WHAT TO WORK ON — Locate and copy each line in the data that contains the word "TENBURY".

MATERIAL FOR THIS TASK —

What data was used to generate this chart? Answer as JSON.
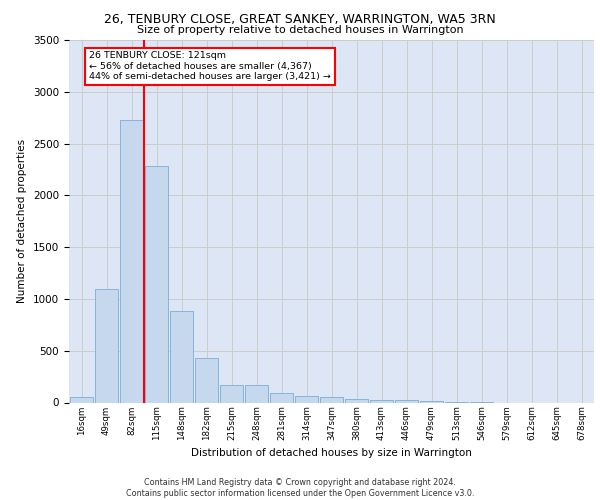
{
  "title_line1": "26, TENBURY CLOSE, GREAT SANKEY, WARRINGTON, WA5 3RN",
  "title_line2": "Size of property relative to detached houses in Warrington",
  "xlabel": "Distribution of detached houses by size in Warrington",
  "ylabel": "Number of detached properties",
  "bar_labels": [
    "16sqm",
    "49sqm",
    "82sqm",
    "115sqm",
    "148sqm",
    "182sqm",
    "215sqm",
    "248sqm",
    "281sqm",
    "314sqm",
    "347sqm",
    "380sqm",
    "413sqm",
    "446sqm",
    "479sqm",
    "513sqm",
    "546sqm",
    "579sqm",
    "612sqm",
    "645sqm",
    "678sqm"
  ],
  "bar_values": [
    55,
    1100,
    2730,
    2280,
    880,
    430,
    170,
    165,
    90,
    60,
    55,
    30,
    25,
    25,
    10,
    5,
    5,
    0,
    0,
    0,
    0
  ],
  "bar_color": "#c5d8ed",
  "bar_edge_color": "#7aaed6",
  "vline_color": "red",
  "vline_index": 2.5,
  "annotation_text": "26 TENBURY CLOSE: 121sqm\n← 56% of detached houses are smaller (4,367)\n44% of semi-detached houses are larger (3,421) →",
  "annotation_box_color": "white",
  "annotation_box_edge": "red",
  "grid_color": "#cccccc",
  "bg_color": "#dce6f5",
  "footer": "Contains HM Land Registry data © Crown copyright and database right 2024.\nContains public sector information licensed under the Open Government Licence v3.0.",
  "ylim": [
    0,
    3500
  ],
  "yticks": [
    0,
    500,
    1000,
    1500,
    2000,
    2500,
    3000,
    3500
  ]
}
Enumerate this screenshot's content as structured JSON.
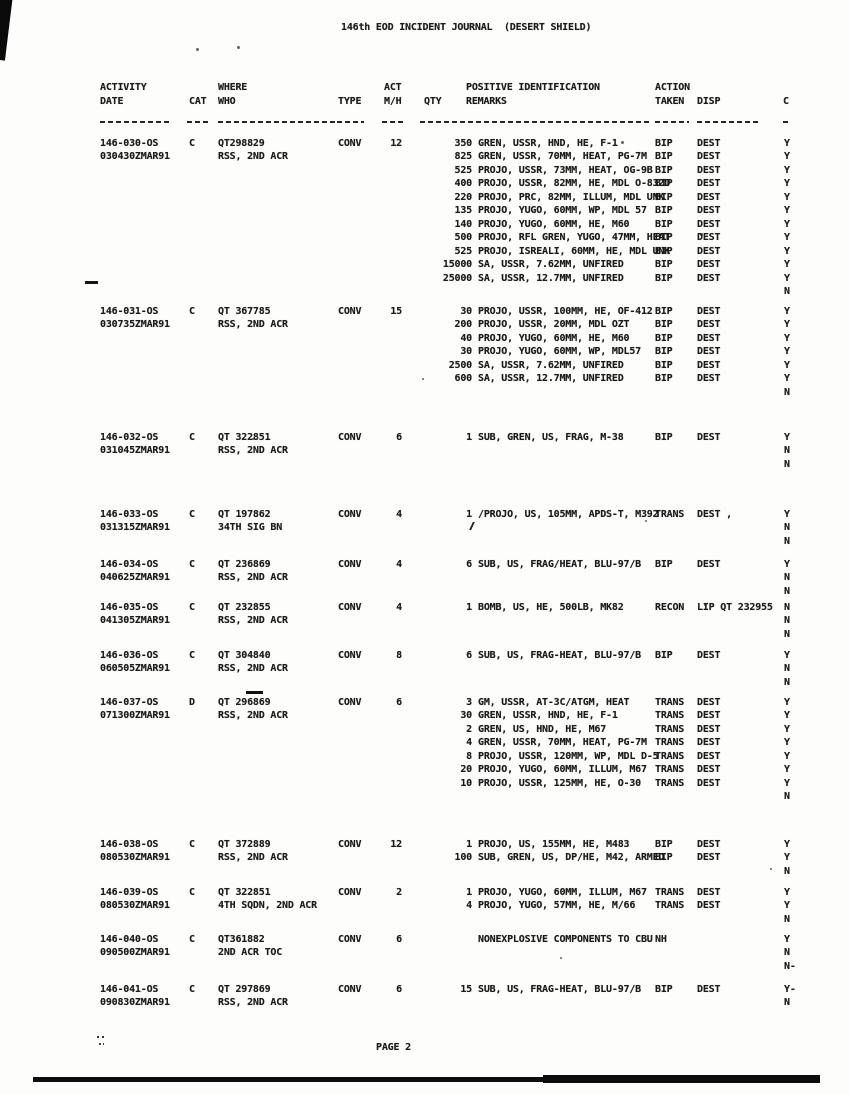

TASK OUTPUT —
  "title_line1": "26, TENBURY CLOSE, GREAT SANKEY, WARRINGTON, WA5 3RN",
  "annotation_text": "26 TENBURY CLOSE: 121sqm\n← 56% of detached houses are smaller (4,367)\n44% of semi-detached houses are larger (3,421) →",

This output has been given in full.